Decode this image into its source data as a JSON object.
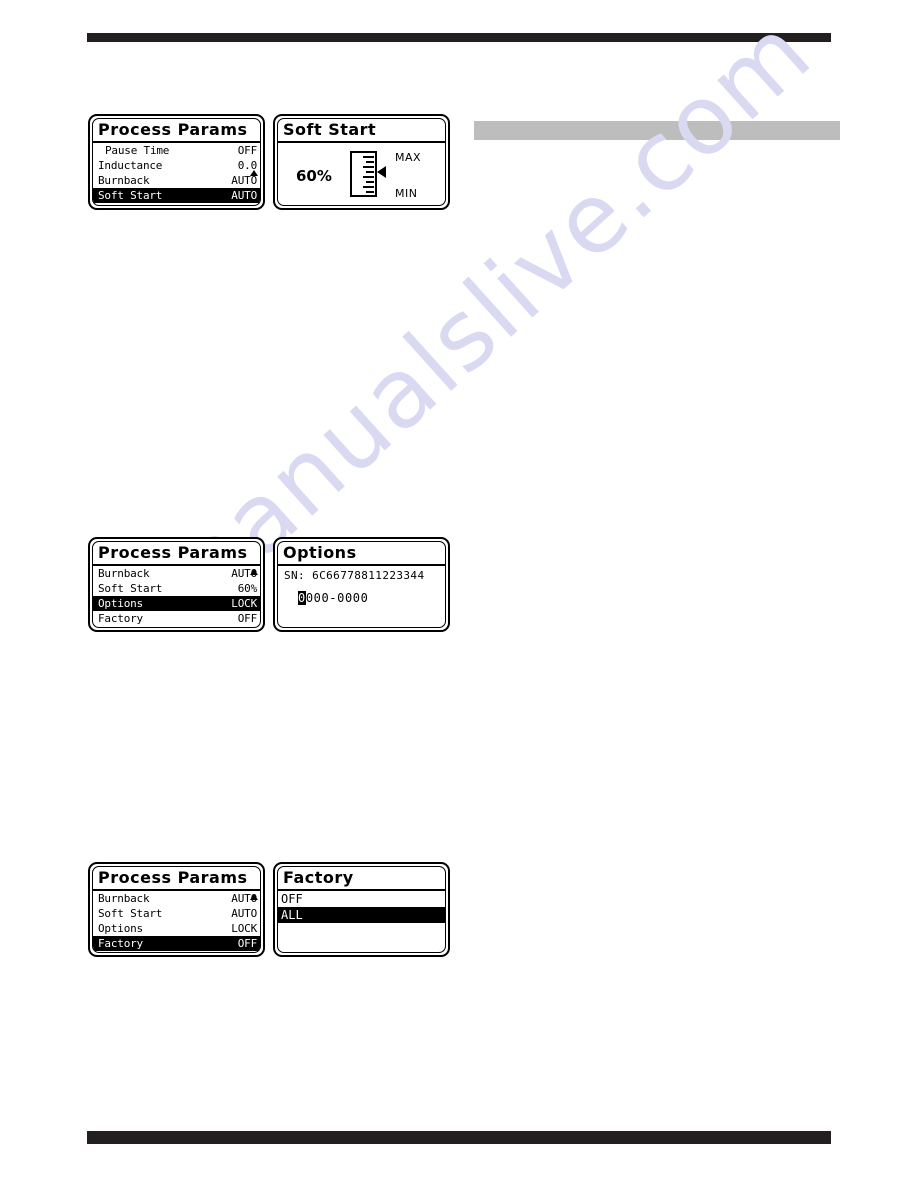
{
  "page": {
    "watermark_text": "manualslive.com"
  },
  "grey_block": {
    "label": ""
  },
  "panels": [
    {
      "id": "process-params-1",
      "title": "Process Params",
      "scroll_up": "▲",
      "scroll_down": "▼",
      "rows": [
        {
          "label": "Pause Time",
          "value": "OFF",
          "selected": false,
          "indent": true
        },
        {
          "label": "Inductance",
          "value": "0.0",
          "selected": false,
          "indent": false
        },
        {
          "label": "Burnback",
          "value": "AUTO",
          "selected": false,
          "indent": false
        },
        {
          "label": "Soft Start",
          "value": "AUTO",
          "selected": true,
          "indent": false
        }
      ]
    },
    {
      "id": "soft-start",
      "title": "Soft Start",
      "percent": "60%",
      "max_label": "MAX",
      "min_label": "MIN",
      "tick_count": 9,
      "pointer_position_pct": 40
    },
    {
      "id": "process-params-2",
      "title": "Process Params",
      "scroll_up": "▲",
      "rows": [
        {
          "label": "Burnback",
          "value": "AUTO",
          "selected": false,
          "indent": false
        },
        {
          "label": "Soft Start",
          "value": "60%",
          "selected": false,
          "indent": false
        },
        {
          "label": "Options",
          "value": "LOCK",
          "selected": true,
          "indent": false
        },
        {
          "label": "Factory",
          "value": "OFF",
          "selected": false,
          "indent": false
        }
      ]
    },
    {
      "id": "options",
      "title": "Options",
      "sn_label": "SN:",
      "sn_value": "6C66778811223344",
      "code_cursor_char": "0",
      "code_rest": "000-0000"
    },
    {
      "id": "process-params-3",
      "title": "Process Params",
      "scroll_up": "▲",
      "rows": [
        {
          "label": "Burnback",
          "value": "AUTO",
          "selected": false,
          "indent": false
        },
        {
          "label": "Soft Start",
          "value": "AUTO",
          "selected": false,
          "indent": false
        },
        {
          "label": "Options",
          "value": "LOCK",
          "selected": false,
          "indent": false
        },
        {
          "label": "Factory",
          "value": "OFF",
          "selected": true,
          "indent": false
        }
      ]
    },
    {
      "id": "factory",
      "title": "Factory",
      "options": [
        {
          "label": "OFF",
          "highlighted": false
        },
        {
          "label": "ALL",
          "highlighted": true
        }
      ]
    }
  ]
}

* * * * *

### REQUIREMENT
Every entry above needs to be retyped exactly; drop the pictures.

### RESULT FOR THIS TASK
Decode this image into its source data as a JSON object.
{
  "page": {
    "watermark_text": "manualslive.com"
  },
  "grey_block": {
    "label": ""
  },
  "panels": [
    {
      "id": "process-params-1",
      "title": "Process Params",
      "scroll_up": "▲",
      "scroll_down": "▼",
      "rows": [
        {
          "label": "Pause Time",
          "value": "OFF",
          "selected": false,
          "indent": true
        },
        {
          "label": "Inductance",
          "value": "0.0",
          "selected": false,
          "indent": false
        },
        {
          "label": "Burnback",
          "value": "AUTO",
          "selected": false,
          "indent": false
        },
        {
          "label": "Soft Start",
          "value": "AUTO",
          "selected": true,
          "indent": false
        }
      ]
    },
    {
      "id": "soft-start",
      "title": "Soft Start",
      "percent": "60%",
      "max_label": "MAX",
      "min_label": "MIN",
      "tick_count": 9,
      "pointer_position_pct": 40
    },
    {
      "id": "process-params-2",
      "title": "Process Params",
      "scroll_up": "▲",
      "rows": [
        {
          "label": "Burnback",
          "value": "AUTO",
          "selected": false,
          "indent": false
        },
        {
          "label": "Soft Start",
          "value": "60%",
          "selected": false,
          "indent": false
        },
        {
          "label": "Options",
          "value": "LOCK",
          "selected": true,
          "indent": false
        },
        {
          "label": "Factory",
          "value": "OFF",
          "selected": false,
          "indent": false
        }
      ]
    },
    {
      "id": "options",
      "title": "Options",
      "sn_label": "SN:",
      "sn_value": "6C66778811223344",
      "code_cursor_char": "0",
      "code_rest": "000-0000"
    },
    {
      "id": "process-params-3",
      "title": "Process Params",
      "scroll_up": "▲",
      "rows": [
        {
          "label": "Burnback",
          "value": "AUTO",
          "selected": false,
          "indent": false
        },
        {
          "label": "Soft Start",
          "value": "AUTO",
          "selected": false,
          "indent": false
        },
        {
          "label": "Options",
          "value": "LOCK",
          "selected": false,
          "indent": false
        },
        {
          "label": "Factory",
          "value": "OFF",
          "selected": true,
          "indent": false
        }
      ]
    },
    {
      "id": "factory",
      "title": "Factory",
      "options": [
        {
          "label": "OFF",
          "highlighted": false
        },
        {
          "label": "ALL",
          "highlighted": true
        }
      ]
    }
  ]
}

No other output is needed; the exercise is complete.